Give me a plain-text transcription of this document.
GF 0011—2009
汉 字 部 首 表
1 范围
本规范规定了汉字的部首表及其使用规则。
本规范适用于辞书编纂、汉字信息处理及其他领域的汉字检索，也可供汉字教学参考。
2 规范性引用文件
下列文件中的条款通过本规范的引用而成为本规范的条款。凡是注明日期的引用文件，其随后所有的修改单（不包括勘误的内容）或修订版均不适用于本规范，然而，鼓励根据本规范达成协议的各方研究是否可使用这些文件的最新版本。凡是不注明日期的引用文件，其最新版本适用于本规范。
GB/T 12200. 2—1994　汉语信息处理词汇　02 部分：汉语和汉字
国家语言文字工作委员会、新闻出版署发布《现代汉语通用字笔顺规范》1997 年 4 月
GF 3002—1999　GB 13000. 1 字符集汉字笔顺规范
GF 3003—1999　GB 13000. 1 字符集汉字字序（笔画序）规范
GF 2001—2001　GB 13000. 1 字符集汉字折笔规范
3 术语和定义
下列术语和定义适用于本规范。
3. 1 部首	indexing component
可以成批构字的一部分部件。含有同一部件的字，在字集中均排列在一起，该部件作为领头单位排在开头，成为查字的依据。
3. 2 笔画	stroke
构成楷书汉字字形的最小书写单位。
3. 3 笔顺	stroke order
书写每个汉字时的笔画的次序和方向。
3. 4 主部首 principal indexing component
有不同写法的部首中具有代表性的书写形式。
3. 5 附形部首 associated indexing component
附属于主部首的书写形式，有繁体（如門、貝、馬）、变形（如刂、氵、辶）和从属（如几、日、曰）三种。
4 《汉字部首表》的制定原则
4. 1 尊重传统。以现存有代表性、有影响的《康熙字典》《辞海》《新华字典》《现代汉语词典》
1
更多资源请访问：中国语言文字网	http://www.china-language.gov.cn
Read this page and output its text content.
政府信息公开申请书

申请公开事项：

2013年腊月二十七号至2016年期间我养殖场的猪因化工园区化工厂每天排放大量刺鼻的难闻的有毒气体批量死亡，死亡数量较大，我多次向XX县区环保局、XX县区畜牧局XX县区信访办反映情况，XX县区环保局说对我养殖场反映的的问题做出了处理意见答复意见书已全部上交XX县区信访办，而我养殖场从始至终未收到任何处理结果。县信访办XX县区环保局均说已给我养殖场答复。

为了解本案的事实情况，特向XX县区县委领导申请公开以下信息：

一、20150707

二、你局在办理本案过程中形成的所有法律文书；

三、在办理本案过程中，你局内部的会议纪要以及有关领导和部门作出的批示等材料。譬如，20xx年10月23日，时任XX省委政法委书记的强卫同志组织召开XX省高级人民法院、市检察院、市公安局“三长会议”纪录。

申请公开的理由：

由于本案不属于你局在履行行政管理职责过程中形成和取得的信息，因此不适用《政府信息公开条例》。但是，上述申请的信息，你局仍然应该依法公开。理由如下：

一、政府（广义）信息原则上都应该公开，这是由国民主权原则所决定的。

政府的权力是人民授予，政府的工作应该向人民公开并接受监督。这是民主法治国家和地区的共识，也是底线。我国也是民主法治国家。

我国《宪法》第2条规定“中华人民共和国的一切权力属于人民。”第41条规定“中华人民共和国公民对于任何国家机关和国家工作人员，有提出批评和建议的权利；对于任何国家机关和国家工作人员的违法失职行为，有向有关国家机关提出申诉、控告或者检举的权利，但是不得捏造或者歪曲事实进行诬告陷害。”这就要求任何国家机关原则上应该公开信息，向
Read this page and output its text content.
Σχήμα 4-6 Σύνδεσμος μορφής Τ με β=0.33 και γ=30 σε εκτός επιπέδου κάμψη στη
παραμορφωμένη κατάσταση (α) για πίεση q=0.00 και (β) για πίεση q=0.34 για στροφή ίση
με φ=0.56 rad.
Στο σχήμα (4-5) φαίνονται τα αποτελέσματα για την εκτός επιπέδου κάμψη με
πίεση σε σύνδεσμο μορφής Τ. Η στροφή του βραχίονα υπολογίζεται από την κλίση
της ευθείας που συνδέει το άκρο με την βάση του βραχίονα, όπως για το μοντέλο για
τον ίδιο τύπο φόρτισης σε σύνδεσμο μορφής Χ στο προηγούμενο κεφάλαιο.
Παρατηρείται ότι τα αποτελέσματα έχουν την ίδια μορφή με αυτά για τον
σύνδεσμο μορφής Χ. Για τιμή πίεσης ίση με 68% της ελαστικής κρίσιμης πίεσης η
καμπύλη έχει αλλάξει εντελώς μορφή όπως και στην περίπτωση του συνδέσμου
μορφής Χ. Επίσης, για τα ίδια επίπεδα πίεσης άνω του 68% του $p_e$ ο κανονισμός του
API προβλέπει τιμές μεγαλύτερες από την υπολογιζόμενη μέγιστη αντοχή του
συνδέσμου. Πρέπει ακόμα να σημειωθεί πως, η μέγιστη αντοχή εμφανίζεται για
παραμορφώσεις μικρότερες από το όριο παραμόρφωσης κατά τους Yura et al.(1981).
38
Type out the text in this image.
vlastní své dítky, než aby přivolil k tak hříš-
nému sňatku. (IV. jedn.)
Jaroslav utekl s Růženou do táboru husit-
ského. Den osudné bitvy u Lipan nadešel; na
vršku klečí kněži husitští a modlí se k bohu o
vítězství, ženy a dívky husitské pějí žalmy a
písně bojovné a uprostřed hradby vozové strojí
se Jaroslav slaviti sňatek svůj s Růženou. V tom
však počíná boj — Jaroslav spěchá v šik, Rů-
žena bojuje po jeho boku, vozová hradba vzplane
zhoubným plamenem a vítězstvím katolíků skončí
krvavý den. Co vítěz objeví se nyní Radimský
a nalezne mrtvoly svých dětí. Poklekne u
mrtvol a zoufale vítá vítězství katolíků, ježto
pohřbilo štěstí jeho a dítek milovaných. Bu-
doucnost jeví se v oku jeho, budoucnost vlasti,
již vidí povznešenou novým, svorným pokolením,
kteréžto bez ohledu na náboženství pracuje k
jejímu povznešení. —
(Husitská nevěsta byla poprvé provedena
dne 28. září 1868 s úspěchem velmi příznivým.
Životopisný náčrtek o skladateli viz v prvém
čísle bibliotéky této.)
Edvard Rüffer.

::::::::

| TASK DIRECTIONS |
Look through the entries above; copy each line where the string "αποτελέσματα" appears.

| SOLUTION BELOW |
Στο σχήμα (4-5) φαίνονται τα αποτελέσματα για την εκτός επιπέδου κάμψη με
Παρατηρείται ότι τα αποτελέσματα έχουν την ίδια μορφή με αυτά για τον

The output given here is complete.